WRITTEN PROBLEM 1
Please write out the post about audiobooks in book clubs in full, word for word.

──────── PROVIDED TEXT

By October 24, 2009 4 Comments Read More →

Audiobooks & Book Clubs

Not really reading or perfect partners? Curious minds want to know! I’m collecting information for an upcoming article in Booklist Magazine on the role of audiobooks in book clubs. As an audiobook blogger & columnist, I’ve received lots of requests from librarians and teachers interested in book clubs that welcome audiobook listeners with open arms, as well as questioning whether listeners face disdain from book club members who think audiobooks are cheating. Do you have experience with an audiobooks-only club? Have stories to tell about book club members who are dedicated listeners, but would never have participated in a printed-book-only club? How do you include critical discussion about audiobooks in your meetings? Are there members of your club who are vision impaired?  Are there clubs out there for the blind? Have you hosted a listening club for children or teens? Any tips or promotional success stories for integrating audiobooks in your book club? I’d love to hear your stories – both good and bad – about how listening to literature unites or divides the members of your clubs. Please send any anecdotes to along with a note granting or declining the use of your club’s name in the feature. Can’t wait to learn how creative clubs are adding listening into the literary discussion!

────────────────
──────── RECORDS FOR PROCESSING

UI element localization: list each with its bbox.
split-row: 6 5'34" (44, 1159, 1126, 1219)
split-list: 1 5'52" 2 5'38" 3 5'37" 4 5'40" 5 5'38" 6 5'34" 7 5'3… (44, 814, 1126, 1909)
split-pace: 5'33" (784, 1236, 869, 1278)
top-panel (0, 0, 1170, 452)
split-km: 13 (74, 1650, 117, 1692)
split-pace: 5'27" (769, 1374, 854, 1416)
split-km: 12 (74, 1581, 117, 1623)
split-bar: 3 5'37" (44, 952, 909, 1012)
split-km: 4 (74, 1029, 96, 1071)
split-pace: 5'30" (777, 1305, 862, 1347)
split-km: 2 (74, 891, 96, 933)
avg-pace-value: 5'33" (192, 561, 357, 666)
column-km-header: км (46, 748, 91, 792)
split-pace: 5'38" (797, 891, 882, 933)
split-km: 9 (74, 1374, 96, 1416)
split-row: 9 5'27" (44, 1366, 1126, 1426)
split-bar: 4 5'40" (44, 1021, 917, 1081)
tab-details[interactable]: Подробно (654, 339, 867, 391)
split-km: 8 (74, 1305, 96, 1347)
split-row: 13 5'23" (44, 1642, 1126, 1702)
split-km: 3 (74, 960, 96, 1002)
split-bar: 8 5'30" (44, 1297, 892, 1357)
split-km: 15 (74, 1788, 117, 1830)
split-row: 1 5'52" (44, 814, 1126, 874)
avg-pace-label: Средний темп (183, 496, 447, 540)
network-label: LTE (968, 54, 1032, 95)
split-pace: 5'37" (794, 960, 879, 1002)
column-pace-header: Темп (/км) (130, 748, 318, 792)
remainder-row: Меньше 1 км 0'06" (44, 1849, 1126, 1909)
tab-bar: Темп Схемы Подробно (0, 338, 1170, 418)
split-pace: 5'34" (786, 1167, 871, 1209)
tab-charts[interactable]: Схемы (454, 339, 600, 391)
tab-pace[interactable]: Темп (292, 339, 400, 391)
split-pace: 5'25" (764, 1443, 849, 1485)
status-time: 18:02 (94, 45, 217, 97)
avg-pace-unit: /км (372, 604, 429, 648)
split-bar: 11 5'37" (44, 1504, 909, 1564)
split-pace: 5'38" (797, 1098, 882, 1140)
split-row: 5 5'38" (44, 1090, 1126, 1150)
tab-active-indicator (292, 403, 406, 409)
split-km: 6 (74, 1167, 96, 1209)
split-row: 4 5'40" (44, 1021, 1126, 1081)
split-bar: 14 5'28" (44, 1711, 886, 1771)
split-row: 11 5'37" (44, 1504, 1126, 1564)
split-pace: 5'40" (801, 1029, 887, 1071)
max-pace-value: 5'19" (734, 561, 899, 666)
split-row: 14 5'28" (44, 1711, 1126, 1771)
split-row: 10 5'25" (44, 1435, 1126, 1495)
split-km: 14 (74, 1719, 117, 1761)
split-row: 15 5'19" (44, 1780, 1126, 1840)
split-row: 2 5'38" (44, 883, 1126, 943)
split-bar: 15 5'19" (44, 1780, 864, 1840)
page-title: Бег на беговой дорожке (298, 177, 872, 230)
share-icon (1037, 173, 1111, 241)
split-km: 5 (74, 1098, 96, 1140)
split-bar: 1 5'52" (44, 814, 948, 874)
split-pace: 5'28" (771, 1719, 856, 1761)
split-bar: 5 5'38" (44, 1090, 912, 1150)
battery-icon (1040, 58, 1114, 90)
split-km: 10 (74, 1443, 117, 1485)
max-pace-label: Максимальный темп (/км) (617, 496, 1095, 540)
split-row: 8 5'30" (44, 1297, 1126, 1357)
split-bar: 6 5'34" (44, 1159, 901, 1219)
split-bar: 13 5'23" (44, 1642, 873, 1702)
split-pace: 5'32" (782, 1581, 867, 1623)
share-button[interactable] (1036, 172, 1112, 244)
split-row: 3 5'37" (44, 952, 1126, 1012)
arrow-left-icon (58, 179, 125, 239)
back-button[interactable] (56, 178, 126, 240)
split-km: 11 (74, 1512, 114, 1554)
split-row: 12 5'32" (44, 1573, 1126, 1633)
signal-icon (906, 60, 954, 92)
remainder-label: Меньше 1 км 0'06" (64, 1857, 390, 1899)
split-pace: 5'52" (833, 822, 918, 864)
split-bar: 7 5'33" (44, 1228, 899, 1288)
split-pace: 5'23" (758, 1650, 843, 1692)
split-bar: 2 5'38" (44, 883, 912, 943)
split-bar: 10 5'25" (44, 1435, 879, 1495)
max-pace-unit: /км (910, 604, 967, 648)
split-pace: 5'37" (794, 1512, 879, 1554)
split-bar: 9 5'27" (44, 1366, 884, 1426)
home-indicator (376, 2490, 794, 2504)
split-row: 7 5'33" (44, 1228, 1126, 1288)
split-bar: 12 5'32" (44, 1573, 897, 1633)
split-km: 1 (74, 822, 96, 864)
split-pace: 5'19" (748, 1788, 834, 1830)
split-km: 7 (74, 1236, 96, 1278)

────────────────

WRITTEN PROBLEM 2
Give again, word for word, the rows from the very first one through the line containing "split-km: 12 (74, 1581, 117, 1623)", both ends included, and nothing else.

EXERCISE RESULT 1
By October 24, 2009 4 Comments Read More →

Audiobooks & Book Clubs

Not really reading or perfect partners? Curious minds want to know! I’m collecting information for an upcoming article in Booklist Magazine on the role of audiobooks in book clubs. As an audiobook blogger & columnist, I’ve received lots of requests from librarians and teachers interested in book clubs that welcome audiobook listeners with open arms, as well as questioning whether listeners face disdain from book club members who think audiobooks are cheating. Do you have experience with an audiobooks-only club? Have stories to tell about book club members who are dedicated listeners, but would never have participated in a printed-book-only club? How do you include critical discussion about audiobooks in your meetings? Are there members of your club who are vision impaired?  Are there clubs out there for the blind? Have you hosted a listening club for children or teens? Any tips or promotional success stories for integrating audiobooks in your book club? I’d love to hear your stories – both good and bad – about how listening to literature unites or divides the members of your clubs. Please send any anecdotes to along with a note granting or declining the use of your club’s name in the feature. Can’t wait to learn how creative clubs are adding listening into the literary discussion!

EXERCISE RESULT 2
UI element localization: list each with its bbox.
split-row: 6 5'34" (44, 1159, 1126, 1219)
split-list: 1 5'52" 2 5'38" 3 5'37" 4 5'40" 5 5'38" 6 5'34" 7 5'3… (44, 814, 1126, 1909)
split-pace: 5'33" (784, 1236, 869, 1278)
top-panel (0, 0, 1170, 452)
split-km: 13 (74, 1650, 117, 1692)
split-pace: 5'27" (769, 1374, 854, 1416)
split-km: 12 (74, 1581, 117, 1623)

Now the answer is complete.